#### SHORT EXERCISE:
Reproduce the listing word for word, leaving every picture behind.

#### SUPPLIED ENTRIES:
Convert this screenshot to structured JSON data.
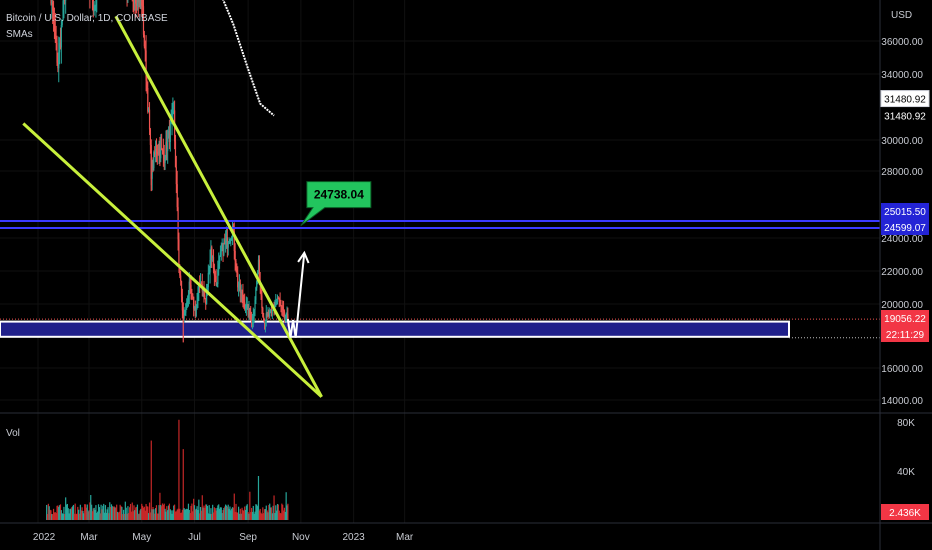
{
  "header": {
    "symbol": "Bitcoin / U.S. Dollar, 1D, COINBASE",
    "indicator": "SMAs"
  },
  "price_axis": {
    "unit": "USD",
    "ticks": [
      "36000.00",
      "34000.00",
      "30000.00",
      "28000.00",
      "24000.00",
      "22000.00",
      "20000.00",
      "16000.00",
      "14000.00"
    ],
    "tags": [
      {
        "label": "31480.92",
        "value": 31480.92,
        "style": "light"
      },
      {
        "label": "31480.92",
        "value": 31480.92,
        "style": "plain"
      },
      {
        "label": "25015.50",
        "value": 25015.5,
        "style": "blue"
      },
      {
        "label": "24599.07",
        "value": 24599.07,
        "style": "blue"
      },
      {
        "label": "19056.22",
        "value": 19056.22,
        "style": "red"
      },
      {
        "label": "22:11:29",
        "value": 18560,
        "style": "red"
      }
    ]
  },
  "volume_axis": {
    "title": "Vol",
    "ticks": [
      "80K",
      "40K"
    ],
    "last_label": "2.436K"
  },
  "time_axis": {
    "labels": [
      "2022",
      "Mar",
      "May",
      "Jul",
      "Sep",
      "Nov",
      "2023",
      "Mar"
    ]
  },
  "annotations": {
    "target_label": "24738.04",
    "colors": {
      "trendline": "#c8f03c",
      "zone": "#20208a",
      "resistance": "#3a3aff",
      "callout": "#22c55e",
      "path": "#ffffff",
      "sma": "#ffffff"
    }
  },
  "chart_data": {
    "type": "candlestick",
    "title": "Bitcoin / U.S. Dollar, 1D, COINBASE",
    "ylim": [
      13200,
      38600
    ],
    "ylabel": "USD",
    "x_range": [
      "2022-01-01",
      "2023-03-31"
    ],
    "last_price": 19056.22,
    "key_points": [
      {
        "date": "2022-01-10",
        "price": 41500
      },
      {
        "date": "2022-01-24",
        "price": 34500
      },
      {
        "date": "2022-02-10",
        "price": 44000
      },
      {
        "date": "2022-03-07",
        "price": 38000
      },
      {
        "date": "2022-03-28",
        "price": 47000
      },
      {
        "date": "2022-04-11",
        "price": 39500
      },
      {
        "date": "2022-05-01",
        "price": 38500
      },
      {
        "date": "2022-05-10",
        "price": 30500
      },
      {
        "date": "2022-05-12",
        "price": 28000
      },
      {
        "date": "2022-05-18",
        "price": 29500
      },
      {
        "date": "2022-05-27",
        "price": 29000
      },
      {
        "date": "2022-06-07",
        "price": 31500
      },
      {
        "date": "2022-06-13",
        "price": 22500
      },
      {
        "date": "2022-06-18",
        "price": 19000
      },
      {
        "date": "2022-06-25",
        "price": 21000
      },
      {
        "date": "2022-07-02",
        "price": 19500
      },
      {
        "date": "2022-07-08",
        "price": 21500
      },
      {
        "date": "2022-07-14",
        "price": 20000
      },
      {
        "date": "2022-07-20",
        "price": 23400
      },
      {
        "date": "2022-07-26",
        "price": 21200
      },
      {
        "date": "2022-08-01",
        "price": 23200
      },
      {
        "date": "2022-08-08",
        "price": 23800
      },
      {
        "date": "2022-08-14",
        "price": 24600
      },
      {
        "date": "2022-08-20",
        "price": 21200
      },
      {
        "date": "2022-08-28",
        "price": 20000
      },
      {
        "date": "2022-09-06",
        "price": 19000
      },
      {
        "date": "2022-09-13",
        "price": 22300
      },
      {
        "date": "2022-09-19",
        "price": 19000
      },
      {
        "date": "2022-09-28",
        "price": 19400
      },
      {
        "date": "2022-10-05",
        "price": 20300
      },
      {
        "date": "2022-10-13",
        "price": 19100
      },
      {
        "date": "2022-10-17",
        "price": 19056
      }
    ],
    "sma": [
      {
        "date": "2022-07-31",
        "price": 38900
      },
      {
        "date": "2022-08-15",
        "price": 37000
      },
      {
        "date": "2022-09-01",
        "price": 34300
      },
      {
        "date": "2022-09-15",
        "price": 32200
      },
      {
        "date": "2022-10-01",
        "price": 31480.92
      }
    ],
    "trendlines": [
      {
        "name": "upper",
        "from": {
          "date": "2022-04-01",
          "price": 37500
        },
        "to": {
          "date": "2022-11-25",
          "price": 14200
        }
      },
      {
        "name": "lower",
        "from": {
          "date": "2021-12-15",
          "price": 31000
        },
        "to": {
          "date": "2022-11-25",
          "price": 14200
        }
      }
    ],
    "support_zone": {
      "from": 17950,
      "to": 18900
    },
    "resistance_lines": [
      25015.5,
      24599.07
    ],
    "projection": [
      {
        "date": "2022-10-17",
        "price": 19056
      },
      {
        "date": "2022-10-20",
        "price": 17900
      },
      {
        "date": "2022-10-23",
        "price": 19000
      },
      {
        "date": "2022-10-26",
        "price": 17900
      },
      {
        "date": "2022-11-05",
        "price": 23100
      }
    ],
    "target": {
      "date": "2022-11-01",
      "price": 24738.04
    },
    "volume": {
      "ylim": [
        0,
        90000
      ],
      "ticks": [
        80000,
        40000
      ],
      "peaks": [
        {
          "date": "2022-05-12",
          "value": 65000
        },
        {
          "date": "2022-06-13",
          "value": 82000
        },
        {
          "date": "2022-06-18",
          "value": 58000
        },
        {
          "date": "2022-09-13",
          "value": 36000
        }
      ]
    }
  }
}
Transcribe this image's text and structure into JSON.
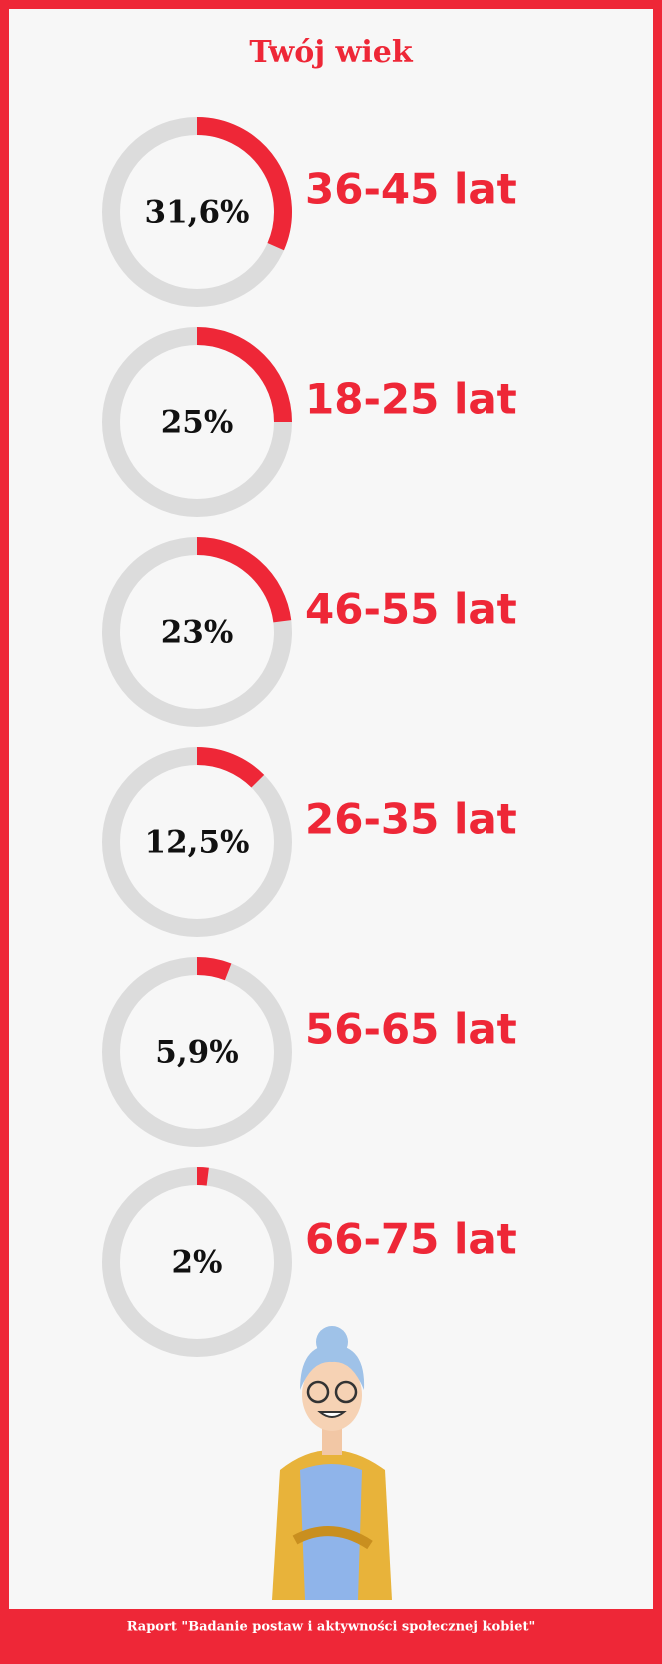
{
  "chart_data": {
    "type": "donut",
    "title": "Twój wiek",
    "categories": [
      "36-45 lat",
      "18-25 lat",
      "46-55 lat",
      "26-35 lat",
      "56-65 lat",
      "66-75 lat"
    ],
    "values": [
      31.6,
      25,
      23,
      12.5,
      5.9,
      2
    ],
    "value_labels": [
      "31,6%",
      "25%",
      "23%",
      "12,5%",
      "5,9%",
      "2%"
    ],
    "color": "#ee2737",
    "track_color": "#dcdcdc"
  },
  "footer": {
    "text": "Raport \"Badanie postaw i aktywności społecznej kobiet\""
  }
}
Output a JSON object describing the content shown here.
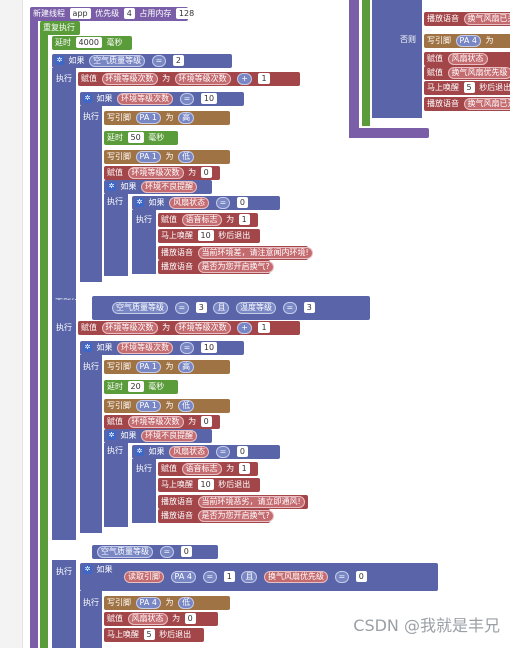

#### SOLUTION TO THIS EXERCISE:
Convert this screenshot to structured JSON data.
{
  "header": {
    "symbol": "Bitcoin / U.S. Dollar, 1D, COINBASE",
    "indicator": "SMAs"
  },
  "price_axis": {
    "unit": "USD",
    "ticks": [
      "36000.00",
      "34000.00",
      "30000.00",
      "28000.00",
      "24000.00",
      "22000.00",
      "20000.00",
      "16000.00",
      "14000.00"
    ],
    "tags": [
      {
        "label": "31480.92",
        "value": 31480.92,
        "style": "light"
      },
      {
        "label": "31480.92",
        "value": 31480.92,
        "style": "plain"
      },
      {
        "label": "25015.50",
        "value": 25015.5,
        "style": "blue"
      },
      {
        "label": "24599.07",
        "value": 24599.07,
        "style": "blue"
      },
      {
        "label": "19056.22",
        "value": 19056.22,
        "style": "red"
      },
      {
        "label": "22:11:29",
        "value": 18560,
        "style": "red"
      }
    ]
  },
  "volume_axis": {
    "title": "Vol",
    "ticks": [
      "80K",
      "40K"
    ],
    "last_label": "2.436K"
  },
  "time_axis": {
    "labels": [
      "2022",
      "Mar",
      "May",
      "Jul",
      "Sep",
      "Nov",
      "2023",
      "Mar"
    ]
  },
  "annotations": {
    "target_label": "24738.04",
    "colors": {
      "trendline": "#c8f03c",
      "zone": "#20208a",
      "resistance": "#3a3aff",
      "callout": "#22c55e",
      "path": "#ffffff",
      "sma": "#ffffff"
    }
  },
  "chart_data": {
    "type": "candlestick",
    "title": "Bitcoin / U.S. Dollar, 1D, COINBASE",
    "ylim": [
      13200,
      38600
    ],
    "ylabel": "USD",
    "x_range": [
      "2022-01-01",
      "2023-03-31"
    ],
    "last_price": 19056.22,
    "key_points": [
      {
        "date": "2022-01-10",
        "price": 41500
      },
      {
        "date": "2022-01-24",
        "price": 34500
      },
      {
        "date": "2022-02-10",
        "price": 44000
      },
      {
        "date": "2022-03-07",
        "price": 38000
      },
      {
        "date": "2022-03-28",
        "price": 47000
      },
      {
        "date": "2022-04-11",
        "price": 39500
      },
      {
        "date": "2022-05-01",
        "price": 38500
      },
      {
        "date": "2022-05-10",
        "price": 30500
      },
      {
        "date": "2022-05-12",
        "price": 28000
      },
      {
        "date": "2022-05-18",
        "price": 29500
      },
      {
        "date": "2022-05-27",
        "price": 29000
      },
      {
        "date": "2022-06-07",
        "price": 31500
      },
      {
        "date": "2022-06-13",
        "price": 22500
      },
      {
        "date": "2022-06-18",
        "price": 19000
      },
      {
        "date": "2022-06-25",
        "price": 21000
      },
      {
        "date": "2022-07-02",
        "price": 19500
      },
      {
        "date": "2022-07-08",
        "price": 21500
      },
      {
        "date": "2022-07-14",
        "price": 20000
      },
      {
        "date": "2022-07-20",
        "price": 23400
      },
      {
        "date": "2022-07-26",
        "price": 21200
      },
      {
        "date": "2022-08-01",
        "price": 23200
      },
      {
        "date": "2022-08-08",
        "price": 23800
      },
      {
        "date": "2022-08-14",
        "price": 24600
      },
      {
        "date": "2022-08-20",
        "price": 21200
      },
      {
        "date": "2022-08-28",
        "price": 20000
      },
      {
        "date": "2022-09-06",
        "price": 19000
      },
      {
        "date": "2022-09-13",
        "price": 22300
      },
      {
        "date": "2022-09-19",
        "price": 19000
      },
      {
        "date": "2022-09-28",
        "price": 19400
      },
      {
        "date": "2022-10-05",
        "price": 20300
      },
      {
        "date": "2022-10-13",
        "price": 19100
      },
      {
        "date": "2022-10-17",
        "price": 19056
      }
    ],
    "sma": [
      {
        "date": "2022-07-31",
        "price": 38900
      },
      {
        "date": "2022-08-15",
        "price": 37000
      },
      {
        "date": "2022-09-01",
        "price": 34300
      },
      {
        "date": "2022-09-15",
        "price": 32200
      },
      {
        "date": "2022-10-01",
        "price": 31480.92
      }
    ],
    "trendlines": [
      {
        "name": "upper",
        "from": {
          "date": "2022-04-01",
          "price": 37500
        },
        "to": {
          "date": "2022-11-25",
          "price": 14200
        }
      },
      {
        "name": "lower",
        "from": {
          "date": "2021-12-15",
          "price": 31000
        },
        "to": {
          "date": "2022-11-25",
          "price": 14200
        }
      }
    ],
    "support_zone": {
      "from": 17950,
      "to": 18900
    },
    "resistance_lines": [
      25015.5,
      24599.07
    ],
    "projection": [
      {
        "date": "2022-10-17",
        "price": 19056
      },
      {
        "date": "2022-10-20",
        "price": 17900
      },
      {
        "date": "2022-10-23",
        "price": 19000
      },
      {
        "date": "2022-10-26",
        "price": 17900
      },
      {
        "date": "2022-11-05",
        "price": 23100
      }
    ],
    "target": {
      "date": "2022-11-01",
      "price": 24738.04
    },
    "volume": {
      "ylim": [
        0,
        90000
      ],
      "ticks": [
        80000,
        40000
      ],
      "peaks": [
        {
          "date": "2022-05-12",
          "value": 65000
        },
        {
          "date": "2022-06-13",
          "value": 82000
        },
        {
          "date": "2022-06-18",
          "value": 58000
        },
        {
          "date": "2022-09-13",
          "value": 36000
        }
      ]
    }
  }
}
Transcribe this image's text and structure into JSON.
{
  "chart_data": {
    "type": "donut",
    "title": "Twój wiek",
    "categories": [
      "36-45 lat",
      "18-25 lat",
      "46-55 lat",
      "26-35 lat",
      "56-65 lat",
      "66-75 lat"
    ],
    "values": [
      31.6,
      25,
      23,
      12.5,
      5.9,
      2
    ],
    "value_labels": [
      "31,6%",
      "25%",
      "23%",
      "12,5%",
      "5,9%",
      "2%"
    ],
    "color": "#ee2737",
    "track_color": "#dcdcdc"
  },
  "footer": {
    "text": "Raport \"Badanie postaw i aktywności społecznej kobiet\""
  }
}
Output a JSON object describing the content shown here.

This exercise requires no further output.